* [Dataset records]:
####
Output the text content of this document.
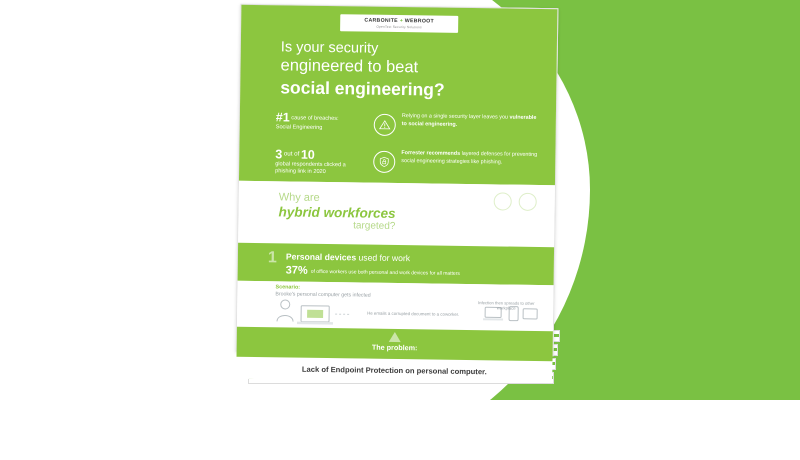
CARBONITE + WEBROOT
OpenText Security Solutions
Is your security
engineered to beat
social engineering?
#1 cause of breaches:
Social Engineering
Relying on a single security layer leaves you vulnerable to social engineering.
3 out of 10
global respondents clicked a phishing link in 2020
Forrester recommends layered defenses for preventing social engineering strategies like phishing.
Why are
hybrid workforces
targeted?
1 Personal devices used for work
37% of office workers use both personal and work devices for all matters
Scenario:
Brooke's personal computer gets infected
He emails a corrupted document to a coworker.
Infection then spreads to other workplace
The problem:
Lack of Endpoint Protection on personal computer.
####
Your task is to set down the records shown above exactly, minus any pictures.

* [Exercise answer]:
Output the text content of this document.
CARBONITE + WEBROOT
OpenText Security Solutions
Is your security
engineered to beat
social engineering?
#1 cause of breaches:
Social Engineering
Relying on a single security layer leaves you vulnerable to social engineering.
3 out of 10
global respondents clicked a phishing link in 2020
Forrester recommends layered defenses for preventing social engineering strategies like phishing.
Why are
hybrid workforces
targeted?
1 Personal devices used for work
37% of office workers use both personal and work devices for all matters
Scenario:
Brooke's personal computer gets infected
He emails a corrupted document to a coworker.
Infection then spreads to other workplace
The problem:
Lack of Endpoint Protection on personal computer.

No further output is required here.